╭─ Entries shown

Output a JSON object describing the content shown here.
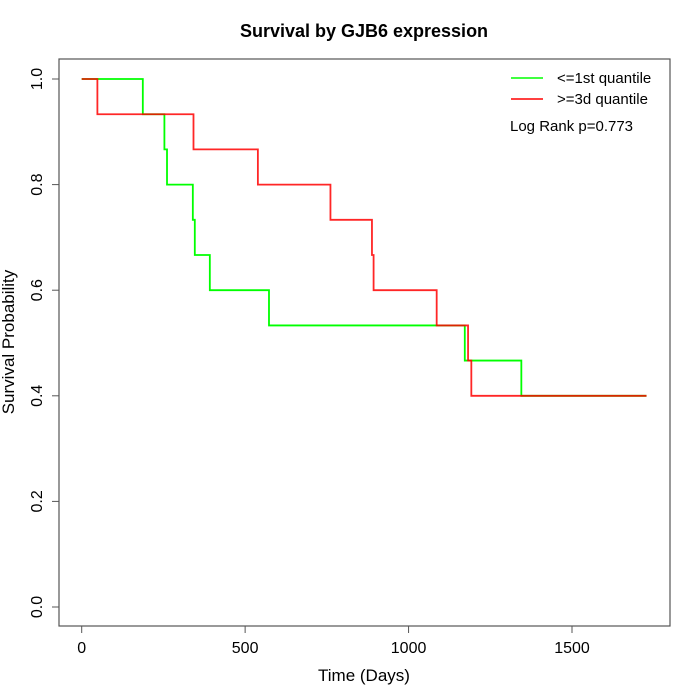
{
  "chart_data": {
    "type": "line",
    "subtype": "kaplan-meier-step",
    "title": "Survival by GJB6 expression",
    "xlabel": "Time (Days)",
    "ylabel": "Survival Probability",
    "xlim": [
      0,
      1728
    ],
    "ylim": [
      0,
      1
    ],
    "x_ticks": [
      0,
      500,
      1000,
      1500
    ],
    "x_tick_labels": [
      "0",
      "500",
      "1000",
      "1500"
    ],
    "y_ticks": [
      0,
      0.2,
      0.4,
      0.6,
      0.8,
      1.0
    ],
    "y_tick_labels": [
      "0.0",
      "0.2",
      "0.4",
      "0.6",
      "0.8",
      "1.0"
    ],
    "grid": false,
    "legend_position": "top-right",
    "annotation": "Log Rank p=0.773",
    "series": [
      {
        "name": "<=1st quantile",
        "color": "#00ff00",
        "x": [
          0,
          187,
          253,
          261,
          340,
          346,
          392,
          573,
          1172,
          1345,
          1728
        ],
        "y": [
          1.0,
          0.9333,
          0.8667,
          0.8,
          0.7333,
          0.6667,
          0.6,
          0.5333,
          0.4667,
          0.4,
          0.4
        ]
      },
      {
        "name": ">=3d quantile",
        "color": "#ff0000",
        "x": [
          0,
          48,
          342,
          539,
          761,
          888,
          893,
          1086,
          1182,
          1192,
          1728
        ],
        "y": [
          1.0,
          0.9333,
          0.8667,
          0.8,
          0.7333,
          0.6667,
          0.6,
          0.5333,
          0.4667,
          0.4,
          0.4
        ]
      }
    ]
  }
}
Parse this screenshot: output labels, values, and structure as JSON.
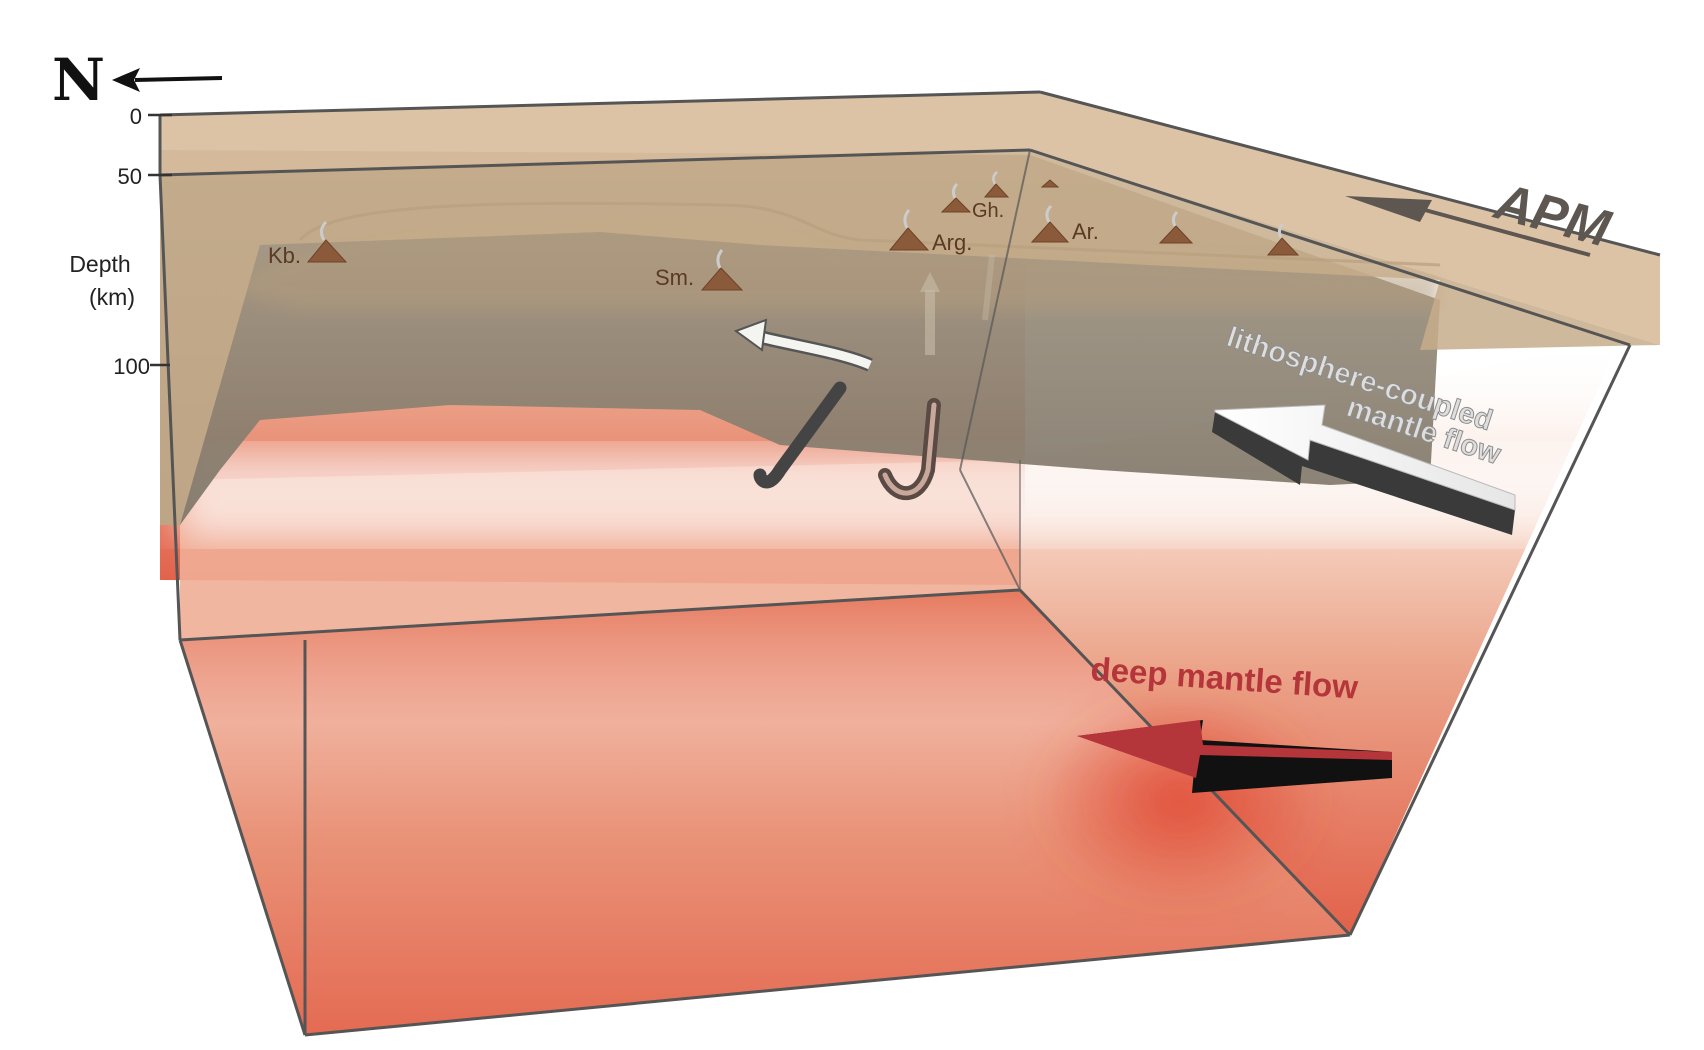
{
  "compass": {
    "letter": "N",
    "icon": "north-arrow-icon"
  },
  "depth_axis": {
    "title_line1": "Depth",
    "title_line2": "(km)",
    "ticks": [
      "0",
      "50",
      "100"
    ]
  },
  "volcanoes": {
    "kb": "Kb.",
    "sm": "Sm.",
    "arg": "Arg.",
    "gh": "Gh.",
    "ar": "Ar."
  },
  "apm_label": "APM",
  "lithosphere_flow": {
    "line1": "lithosphere-coupled",
    "line2": "mantle flow"
  },
  "deep_flow_label": "deep mantle flow",
  "colors": {
    "crust": "#c9ab88",
    "lithosphere": "#8f8577",
    "mantle_top": "#f2c2aa",
    "mantle_bottom": "#e2614a",
    "deep_arrow": "#b5363a",
    "volcano": "#8a5a3a",
    "box_edge": "#555555"
  }
}
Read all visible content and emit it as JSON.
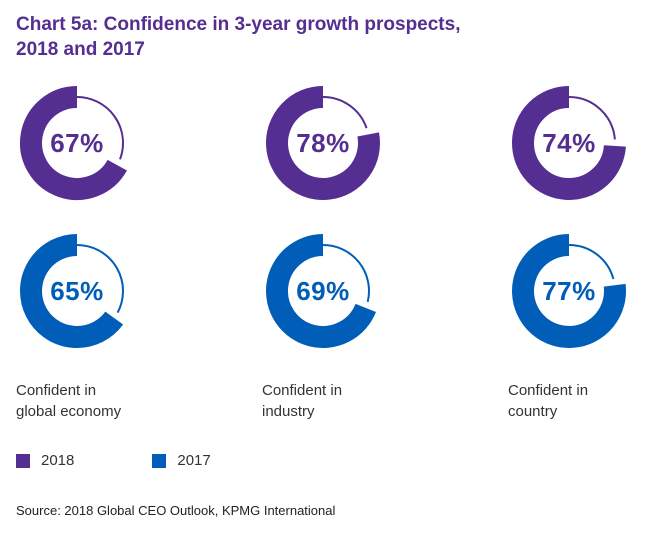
{
  "title": {
    "line1": "Chart 5a: Confidence in 3-year growth prospects,",
    "line2": "2018 and 2017"
  },
  "colors": {
    "purple_2018": "#542E91",
    "blue_2017": "#005EB8"
  },
  "chart_data": {
    "type": "pie",
    "subtype": "donut-grid",
    "title": "Chart 5a: Confidence in 3-year growth prospects, 2018 and 2017",
    "categories": [
      "Confident in global economy",
      "Confident in industry",
      "Confident in country"
    ],
    "series": [
      {
        "name": "2018",
        "color": "#542E91",
        "values": [
          67,
          78,
          74
        ]
      },
      {
        "name": "2017",
        "color": "#005EB8",
        "values": [
          65,
          69,
          77
        ]
      }
    ],
    "value_format": "percent",
    "legend_position": "bottom-left"
  },
  "category_labels": [
    {
      "line1": "Confident in",
      "line2": "global economy"
    },
    {
      "line1": "Confident in",
      "line2": "industry"
    },
    {
      "line1": "Confident in",
      "line2": "country"
    }
  ],
  "source": "Source: 2018 Global CEO Outlook, KPMG International"
}
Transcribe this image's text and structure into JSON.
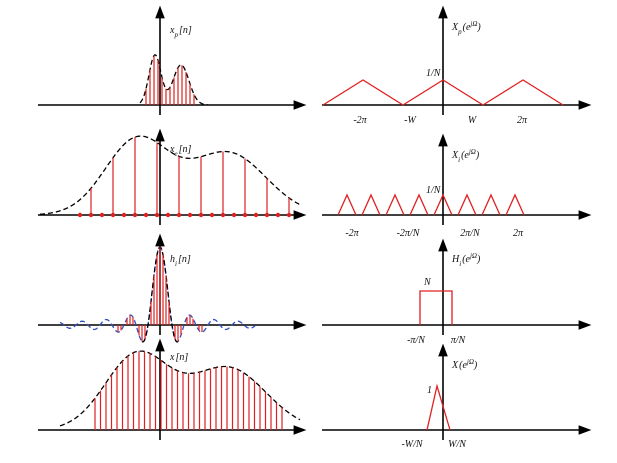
{
  "left": [
    {
      "label": {
        "base": "x",
        "sub": "p",
        "arg": "[n]"
      }
    },
    {
      "label": {
        "base": "x",
        "sub": "e",
        "arg": "[n]"
      }
    },
    {
      "label": {
        "base": "h",
        "sub": "i",
        "arg": "[n]"
      }
    },
    {
      "label": {
        "base": "x",
        "sub": "",
        "arg": "[n]"
      }
    }
  ],
  "right": [
    {
      "label": {
        "base": "X",
        "sub": "p",
        "open": "(e",
        "sup": "jΩ",
        "close": ")"
      },
      "height_label": "1/N",
      "ticks": [
        "-2π",
        "-W",
        "W",
        "2π"
      ]
    },
    {
      "label": {
        "base": "X",
        "sub": "i",
        "open": "(e",
        "sup": "jΩ",
        "close": ")"
      },
      "height_label": "1/N",
      "ticks": [
        "-2π",
        "-2π/N",
        "2π/N",
        "2π"
      ]
    },
    {
      "label": {
        "base": "H",
        "sub": "i",
        "open": "(e",
        "sup": "jΩ",
        "close": ")"
      },
      "height_label": "N",
      "ticks": [
        "-π/N",
        "π/N"
      ]
    },
    {
      "label": {
        "base": "X",
        "sub": "",
        "open": "(e",
        "sup": "jΩ",
        "close": ")"
      },
      "height_label": "1",
      "ticks": [
        "-W/N",
        "W/N"
      ]
    }
  ]
}
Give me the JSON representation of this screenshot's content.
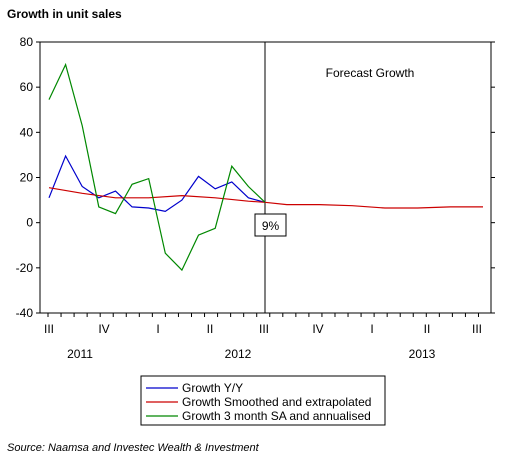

╰─

→ The problem
Without the pictures, extract every entry verbatim.

→ Problem solution
Output a JSON object describing the content shown here.
{
  "chart_data": {
    "type": "line",
    "subtype": "kaplan-meier-step",
    "title": "Survival by GJB6 expression",
    "xlabel": "Time (Days)",
    "ylabel": "Survival Probability",
    "xlim": [
      0,
      1728
    ],
    "ylim": [
      0,
      1
    ],
    "x_ticks": [
      0,
      500,
      1000,
      1500
    ],
    "x_tick_labels": [
      "0",
      "500",
      "1000",
      "1500"
    ],
    "y_ticks": [
      0,
      0.2,
      0.4,
      0.6,
      0.8,
      1.0
    ],
    "y_tick_labels": [
      "0.0",
      "0.2",
      "0.4",
      "0.6",
      "0.8",
      "1.0"
    ],
    "grid": false,
    "legend_position": "top-right",
    "annotation": "Log Rank p=0.773",
    "series": [
      {
        "name": "<=1st quantile",
        "color": "#00ff00",
        "x": [
          0,
          187,
          253,
          261,
          340,
          346,
          392,
          573,
          1172,
          1345,
          1728
        ],
        "y": [
          1.0,
          0.9333,
          0.8667,
          0.8,
          0.7333,
          0.6667,
          0.6,
          0.5333,
          0.4667,
          0.4,
          0.4
        ]
      },
      {
        "name": ">=3d quantile",
        "color": "#ff0000",
        "x": [
          0,
          48,
          342,
          539,
          761,
          888,
          893,
          1086,
          1182,
          1192,
          1728
        ],
        "y": [
          1.0,
          0.9333,
          0.8667,
          0.8,
          0.7333,
          0.6667,
          0.6,
          0.5333,
          0.4667,
          0.4,
          0.4
        ]
      }
    ]
  }
}
Parse this screenshot: output labels, values, and structure as JSON.
{
  "compass": {
    "letter": "N",
    "icon": "north-arrow-icon"
  },
  "depth_axis": {
    "title_line1": "Depth",
    "title_line2": "(km)",
    "ticks": [
      "0",
      "50",
      "100"
    ]
  },
  "volcanoes": {
    "kb": "Kb.",
    "sm": "Sm.",
    "arg": "Arg.",
    "gh": "Gh.",
    "ar": "Ar."
  },
  "apm_label": "APM",
  "lithosphere_flow": {
    "line1": "lithosphere-coupled",
    "line2": "mantle flow"
  },
  "deep_flow_label": "deep mantle flow",
  "colors": {
    "crust": "#c9ab88",
    "lithosphere": "#8f8577",
    "mantle_top": "#f2c2aa",
    "mantle_bottom": "#e2614a",
    "deep_arrow": "#b5363a",
    "volcano": "#8a5a3a",
    "box_edge": "#555555"
  }
}
Read all visible content and emit it as JSON.
{
  "title": {
    "line1": "Chart 5a: Confidence in 3-year growth prospects,",
    "line2": "2018 and 2017"
  },
  "colors": {
    "purple_2018": "#542E91",
    "blue_2017": "#005EB8"
  },
  "chart_data": {
    "type": "pie",
    "subtype": "donut-grid",
    "title": "Chart 5a: Confidence in 3-year growth prospects, 2018 and 2017",
    "categories": [
      "Confident in global economy",
      "Confident in industry",
      "Confident in country"
    ],
    "series": [
      {
        "name": "2018",
        "color": "#542E91",
        "values": [
          67,
          78,
          74
        ]
      },
      {
        "name": "2017",
        "color": "#005EB8",
        "values": [
          65,
          69,
          77
        ]
      }
    ],
    "value_format": "percent",
    "legend_position": "bottom-left"
  },
  "category_labels": [
    {
      "line1": "Confident in",
      "line2": "global economy"
    },
    {
      "line1": "Confident in",
      "line2": "industry"
    },
    {
      "line1": "Confident in",
      "line2": "country"
    }
  ],
  "source": "Source: 2018 Global CEO Outlook, KPMG International"
}
Transcribe this image's text and structure into JSON.
{
  "left": [
    {
      "label": {
        "base": "x",
        "sub": "p",
        "arg": "[n]"
      }
    },
    {
      "label": {
        "base": "x",
        "sub": "e",
        "arg": "[n]"
      }
    },
    {
      "label": {
        "base": "h",
        "sub": "i",
        "arg": "[n]"
      }
    },
    {
      "label": {
        "base": "x",
        "sub": "",
        "arg": "[n]"
      }
    }
  ],
  "right": [
    {
      "label": {
        "base": "X",
        "sub": "p",
        "open": "(e",
        "sup": "jΩ",
        "close": ")"
      },
      "height_label": "1/N",
      "ticks": [
        "-2π",
        "-W",
        "W",
        "2π"
      ]
    },
    {
      "label": {
        "base": "X",
        "sub": "i",
        "open": "(e",
        "sup": "jΩ",
        "close": ")"
      },
      "height_label": "1/N",
      "ticks": [
        "-2π",
        "-2π/N",
        "2π/N",
        "2π"
      ]
    },
    {
      "label": {
        "base": "H",
        "sub": "i",
        "open": "(e",
        "sup": "jΩ",
        "close": ")"
      },
      "height_label": "N",
      "ticks": [
        "-π/N",
        "π/N"
      ]
    },
    {
      "label": {
        "base": "X",
        "sub": "",
        "open": "(e",
        "sup": "jΩ",
        "close": ")"
      },
      "height_label": "1",
      "ticks": [
        "-W/N",
        "W/N"
      ]
    }
  ]
}
Give me the JSON representation of this screenshot's content.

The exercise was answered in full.